**GIVEN INSTRUCTION**: Copy every line of the records below where the word "цивільного" occurs.

**TASK DATA**:
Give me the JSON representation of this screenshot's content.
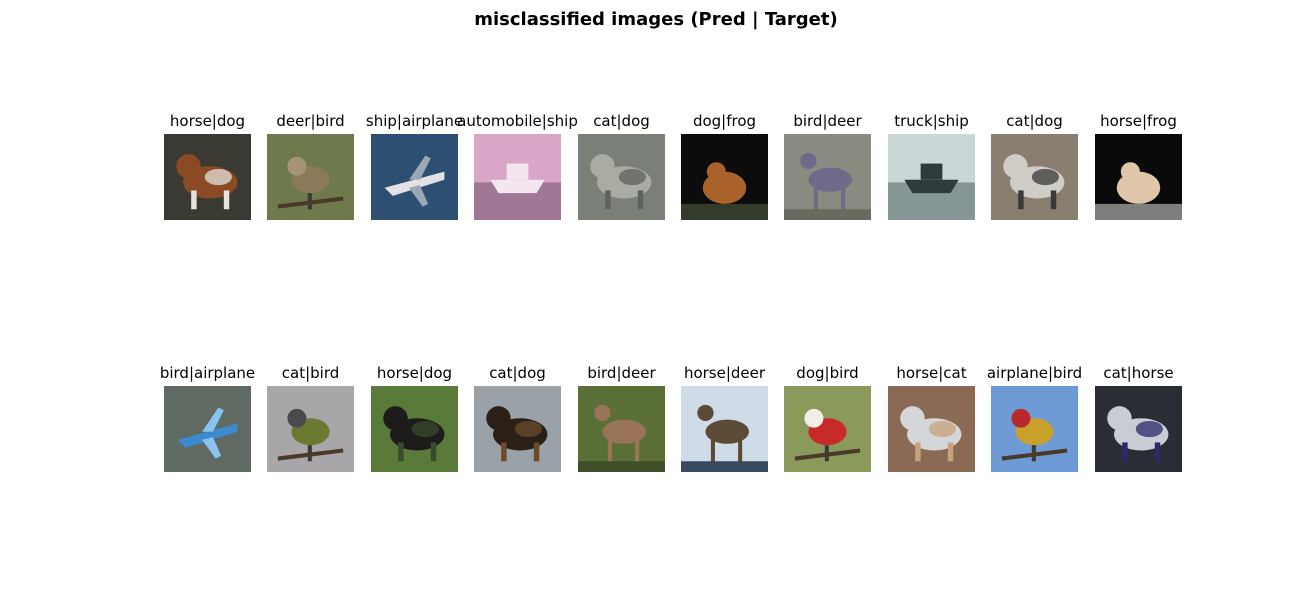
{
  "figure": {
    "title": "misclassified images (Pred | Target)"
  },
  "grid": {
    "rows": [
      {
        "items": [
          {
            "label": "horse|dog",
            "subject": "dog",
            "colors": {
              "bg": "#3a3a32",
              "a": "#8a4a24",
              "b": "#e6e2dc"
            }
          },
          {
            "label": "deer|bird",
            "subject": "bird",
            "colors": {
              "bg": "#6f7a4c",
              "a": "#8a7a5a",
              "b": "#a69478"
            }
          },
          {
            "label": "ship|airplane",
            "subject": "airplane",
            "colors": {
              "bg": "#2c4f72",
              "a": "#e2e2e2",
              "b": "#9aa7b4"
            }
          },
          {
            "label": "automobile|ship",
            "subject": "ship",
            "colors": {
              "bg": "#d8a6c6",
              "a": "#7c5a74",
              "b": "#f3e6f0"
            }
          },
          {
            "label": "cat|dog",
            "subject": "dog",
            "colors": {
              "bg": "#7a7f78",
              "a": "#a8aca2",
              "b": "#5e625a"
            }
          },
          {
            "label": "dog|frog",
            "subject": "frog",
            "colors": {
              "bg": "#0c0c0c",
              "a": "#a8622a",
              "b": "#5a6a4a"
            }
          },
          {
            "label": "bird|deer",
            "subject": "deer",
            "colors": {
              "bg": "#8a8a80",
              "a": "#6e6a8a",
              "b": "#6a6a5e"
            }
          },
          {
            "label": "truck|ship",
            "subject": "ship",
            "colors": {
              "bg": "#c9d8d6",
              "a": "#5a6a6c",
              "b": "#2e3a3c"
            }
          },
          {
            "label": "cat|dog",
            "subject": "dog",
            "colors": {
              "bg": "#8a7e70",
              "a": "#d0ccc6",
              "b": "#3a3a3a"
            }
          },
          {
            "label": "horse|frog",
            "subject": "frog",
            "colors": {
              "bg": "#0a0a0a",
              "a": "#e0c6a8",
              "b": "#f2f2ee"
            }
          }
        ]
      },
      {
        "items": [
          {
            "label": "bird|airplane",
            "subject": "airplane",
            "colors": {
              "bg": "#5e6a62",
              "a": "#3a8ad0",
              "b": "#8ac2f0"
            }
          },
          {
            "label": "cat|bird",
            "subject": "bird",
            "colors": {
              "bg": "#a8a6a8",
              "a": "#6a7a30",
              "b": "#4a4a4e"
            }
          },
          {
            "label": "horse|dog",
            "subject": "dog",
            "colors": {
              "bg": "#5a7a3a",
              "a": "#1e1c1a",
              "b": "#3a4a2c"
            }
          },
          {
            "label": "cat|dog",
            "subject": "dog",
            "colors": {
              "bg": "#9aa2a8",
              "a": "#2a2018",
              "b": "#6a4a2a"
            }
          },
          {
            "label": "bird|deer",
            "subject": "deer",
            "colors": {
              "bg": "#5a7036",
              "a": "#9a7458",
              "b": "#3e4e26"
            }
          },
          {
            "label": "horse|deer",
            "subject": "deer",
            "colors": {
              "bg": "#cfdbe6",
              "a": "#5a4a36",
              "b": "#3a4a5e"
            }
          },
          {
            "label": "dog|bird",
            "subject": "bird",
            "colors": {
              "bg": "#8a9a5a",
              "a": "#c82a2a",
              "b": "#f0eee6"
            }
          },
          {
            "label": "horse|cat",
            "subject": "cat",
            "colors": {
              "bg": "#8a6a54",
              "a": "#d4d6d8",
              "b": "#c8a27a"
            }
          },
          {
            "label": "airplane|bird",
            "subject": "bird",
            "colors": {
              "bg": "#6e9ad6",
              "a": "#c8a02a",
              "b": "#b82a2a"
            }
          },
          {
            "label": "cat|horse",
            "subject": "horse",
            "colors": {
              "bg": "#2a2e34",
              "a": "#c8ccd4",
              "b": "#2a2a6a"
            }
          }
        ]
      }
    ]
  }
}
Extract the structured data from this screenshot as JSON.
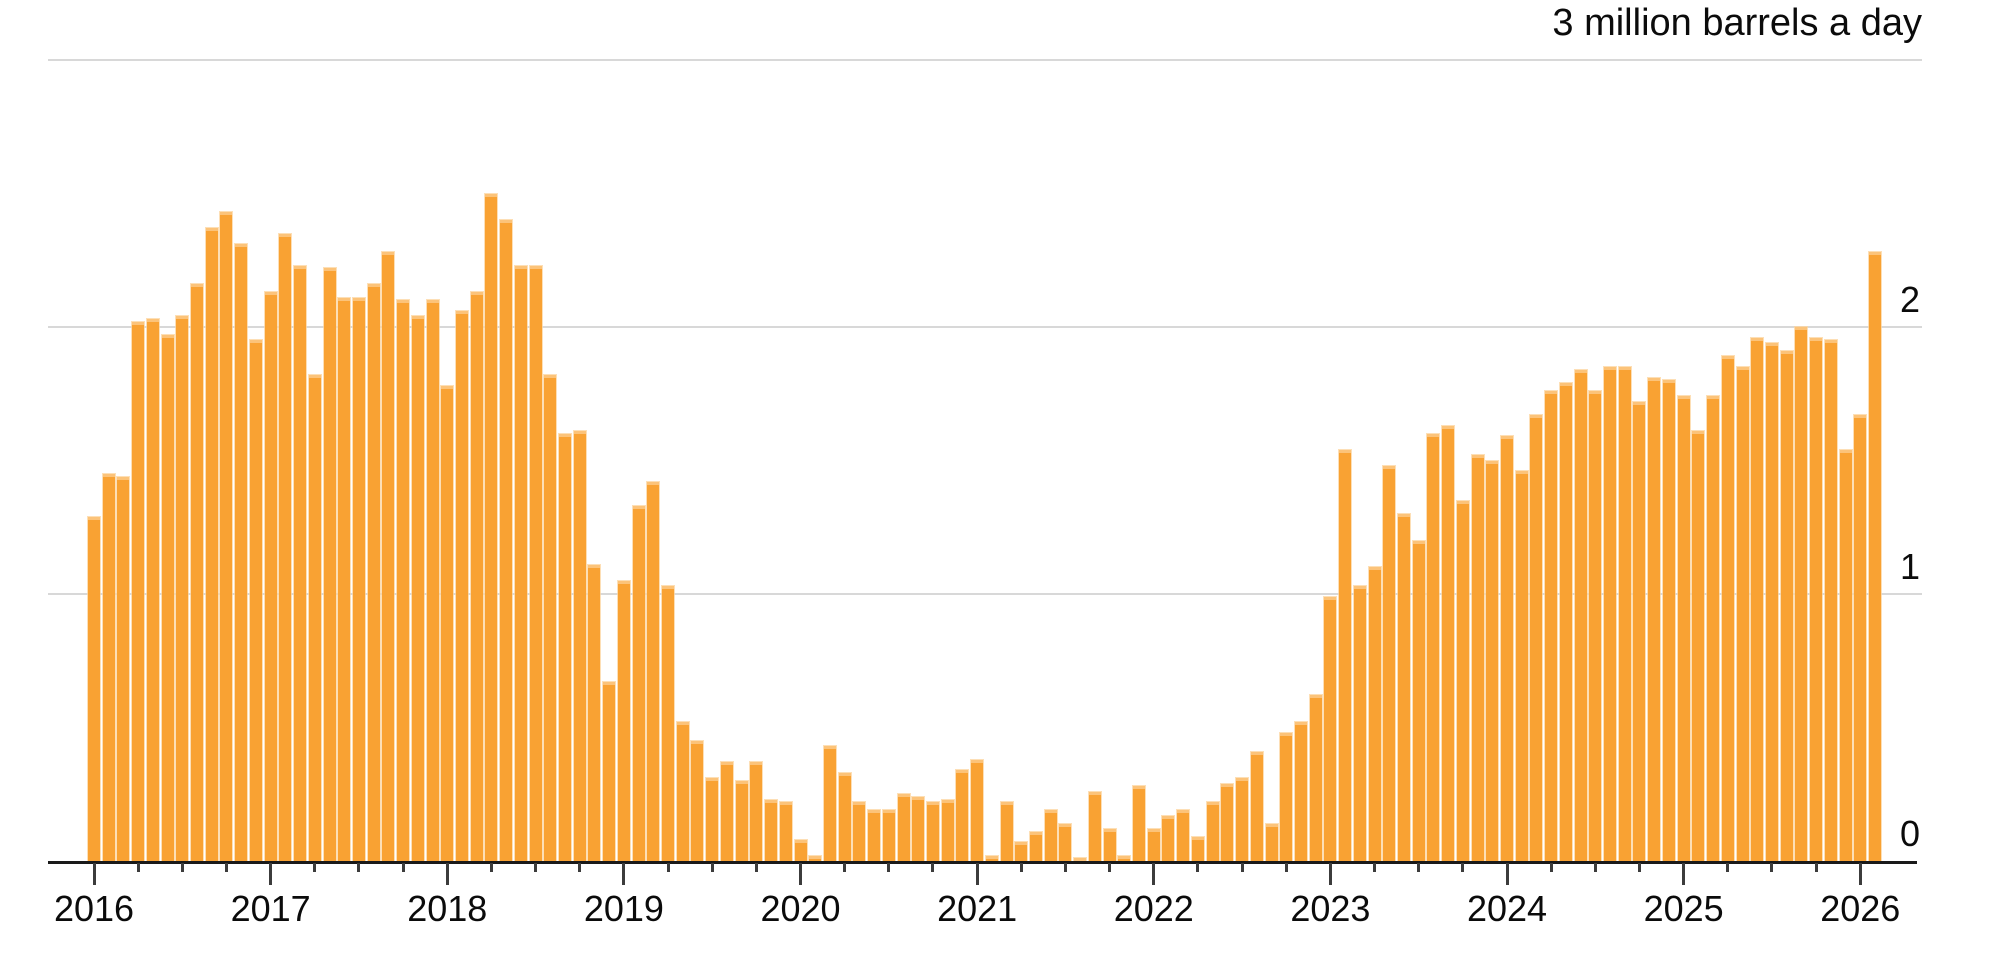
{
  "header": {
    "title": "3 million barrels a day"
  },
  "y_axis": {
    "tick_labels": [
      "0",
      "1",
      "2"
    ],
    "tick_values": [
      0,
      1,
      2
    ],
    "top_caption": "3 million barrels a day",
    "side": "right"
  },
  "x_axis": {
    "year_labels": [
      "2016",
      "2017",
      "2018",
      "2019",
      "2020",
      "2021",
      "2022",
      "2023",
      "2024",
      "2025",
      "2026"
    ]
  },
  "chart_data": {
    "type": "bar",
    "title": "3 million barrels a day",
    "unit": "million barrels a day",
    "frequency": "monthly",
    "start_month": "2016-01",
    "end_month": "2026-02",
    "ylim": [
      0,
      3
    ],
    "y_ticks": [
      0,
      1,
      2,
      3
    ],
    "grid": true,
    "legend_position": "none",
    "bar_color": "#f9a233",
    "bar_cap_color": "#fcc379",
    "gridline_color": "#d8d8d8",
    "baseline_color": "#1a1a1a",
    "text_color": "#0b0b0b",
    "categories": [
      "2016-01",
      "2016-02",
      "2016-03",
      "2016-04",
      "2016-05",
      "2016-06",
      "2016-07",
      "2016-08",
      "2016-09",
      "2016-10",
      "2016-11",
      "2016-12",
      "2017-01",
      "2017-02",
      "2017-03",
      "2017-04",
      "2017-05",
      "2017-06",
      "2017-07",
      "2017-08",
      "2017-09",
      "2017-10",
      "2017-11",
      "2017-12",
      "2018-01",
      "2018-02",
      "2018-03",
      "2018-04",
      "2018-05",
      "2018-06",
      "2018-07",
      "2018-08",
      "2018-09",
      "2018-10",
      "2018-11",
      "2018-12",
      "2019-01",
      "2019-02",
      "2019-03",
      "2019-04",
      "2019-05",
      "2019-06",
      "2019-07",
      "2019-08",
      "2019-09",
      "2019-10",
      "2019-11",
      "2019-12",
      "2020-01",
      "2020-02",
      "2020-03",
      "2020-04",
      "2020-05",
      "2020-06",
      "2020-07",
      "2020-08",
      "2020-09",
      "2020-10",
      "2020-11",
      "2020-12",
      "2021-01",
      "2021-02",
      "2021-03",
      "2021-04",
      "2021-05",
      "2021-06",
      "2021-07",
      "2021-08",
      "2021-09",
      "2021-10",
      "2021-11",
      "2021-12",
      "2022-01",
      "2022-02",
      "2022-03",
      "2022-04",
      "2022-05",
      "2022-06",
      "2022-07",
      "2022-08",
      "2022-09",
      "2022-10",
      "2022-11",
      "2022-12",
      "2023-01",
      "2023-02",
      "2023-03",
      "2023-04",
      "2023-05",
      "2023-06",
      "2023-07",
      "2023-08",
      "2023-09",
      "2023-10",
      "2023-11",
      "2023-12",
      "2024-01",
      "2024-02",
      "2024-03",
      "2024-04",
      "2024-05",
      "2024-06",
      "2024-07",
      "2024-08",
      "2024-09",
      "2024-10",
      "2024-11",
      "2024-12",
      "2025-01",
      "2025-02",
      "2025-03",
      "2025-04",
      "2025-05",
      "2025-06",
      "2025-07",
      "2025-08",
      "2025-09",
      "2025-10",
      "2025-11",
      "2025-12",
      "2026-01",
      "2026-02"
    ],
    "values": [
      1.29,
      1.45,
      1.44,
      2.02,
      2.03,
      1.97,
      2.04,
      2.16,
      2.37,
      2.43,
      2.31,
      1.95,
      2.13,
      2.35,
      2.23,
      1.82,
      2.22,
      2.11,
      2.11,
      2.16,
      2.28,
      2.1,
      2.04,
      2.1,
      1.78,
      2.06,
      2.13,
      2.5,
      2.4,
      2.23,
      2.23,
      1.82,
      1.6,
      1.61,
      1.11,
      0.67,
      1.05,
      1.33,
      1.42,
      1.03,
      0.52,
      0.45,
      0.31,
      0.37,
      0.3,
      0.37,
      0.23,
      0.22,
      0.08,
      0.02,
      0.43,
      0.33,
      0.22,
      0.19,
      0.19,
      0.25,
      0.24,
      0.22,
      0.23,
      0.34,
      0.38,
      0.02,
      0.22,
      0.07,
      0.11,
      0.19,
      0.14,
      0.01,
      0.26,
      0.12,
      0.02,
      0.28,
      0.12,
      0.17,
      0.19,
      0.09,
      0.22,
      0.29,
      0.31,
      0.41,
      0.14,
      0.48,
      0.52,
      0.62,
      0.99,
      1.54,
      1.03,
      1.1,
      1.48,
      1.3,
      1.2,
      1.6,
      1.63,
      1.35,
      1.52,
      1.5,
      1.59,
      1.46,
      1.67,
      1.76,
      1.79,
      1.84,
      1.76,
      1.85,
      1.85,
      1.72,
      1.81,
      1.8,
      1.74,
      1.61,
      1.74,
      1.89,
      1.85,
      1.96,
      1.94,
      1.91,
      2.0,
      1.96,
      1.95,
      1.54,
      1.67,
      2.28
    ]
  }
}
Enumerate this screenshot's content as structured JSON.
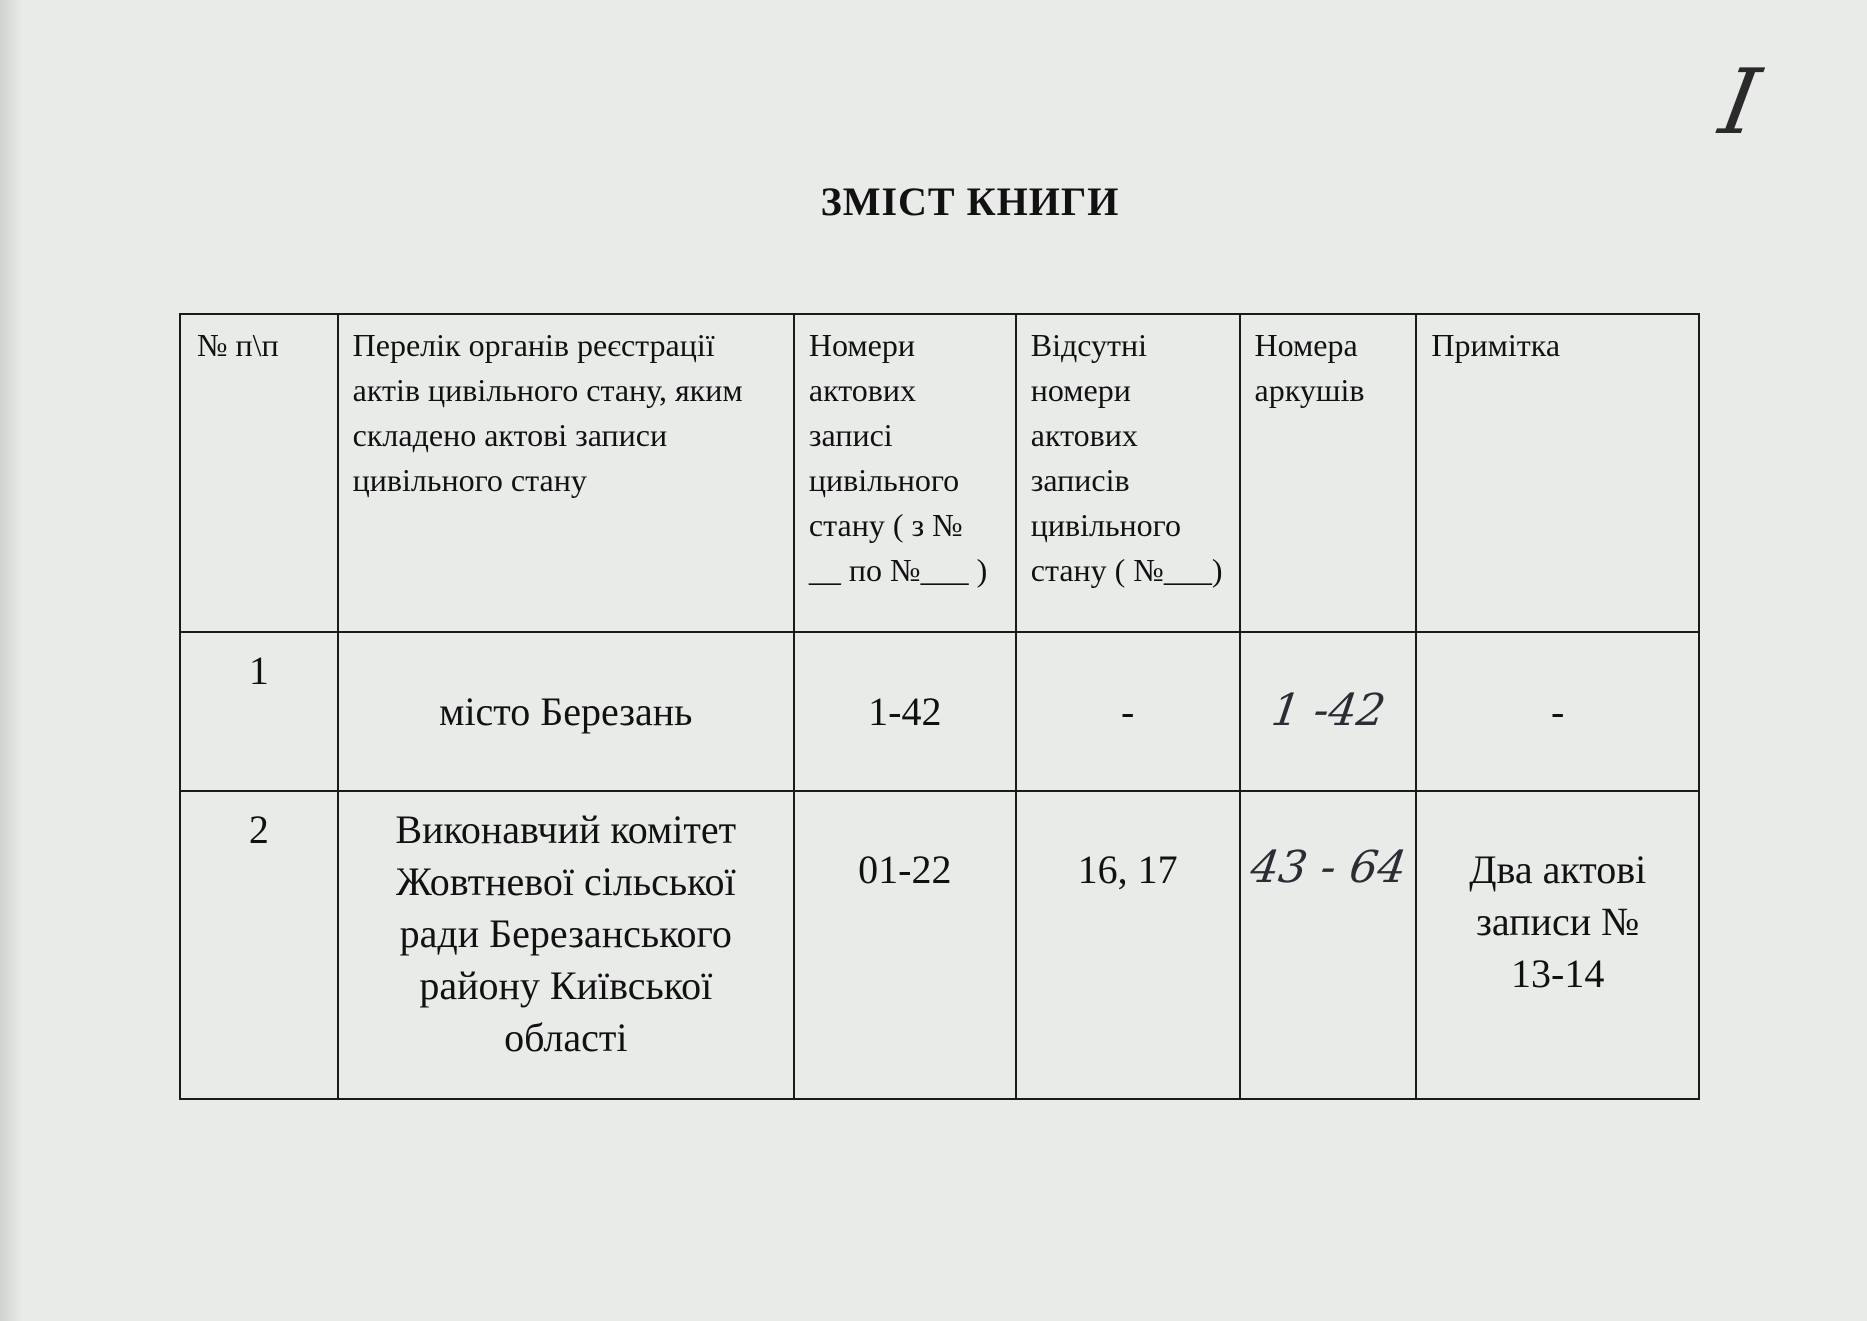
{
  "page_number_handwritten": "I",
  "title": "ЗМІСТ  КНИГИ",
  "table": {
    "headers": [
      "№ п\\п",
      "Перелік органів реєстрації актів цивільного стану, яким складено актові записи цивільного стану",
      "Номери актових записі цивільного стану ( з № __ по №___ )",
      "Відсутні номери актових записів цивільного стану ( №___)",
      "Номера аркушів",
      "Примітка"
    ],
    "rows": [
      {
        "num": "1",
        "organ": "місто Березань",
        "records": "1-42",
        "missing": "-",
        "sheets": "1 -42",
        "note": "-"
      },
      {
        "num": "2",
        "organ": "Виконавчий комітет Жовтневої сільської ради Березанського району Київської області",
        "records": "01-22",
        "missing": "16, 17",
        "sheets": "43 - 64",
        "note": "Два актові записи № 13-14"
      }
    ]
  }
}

**OUTPUT OF THE TASK**:
      "Перелік органів реєстрації актів цивільного стану, яким складено актові записи цивільного стану",
      "Номери актових записі цивільного стану ( з № __ по №___ )",
      "Відсутні номери актових записів цивільного стану ( №___)",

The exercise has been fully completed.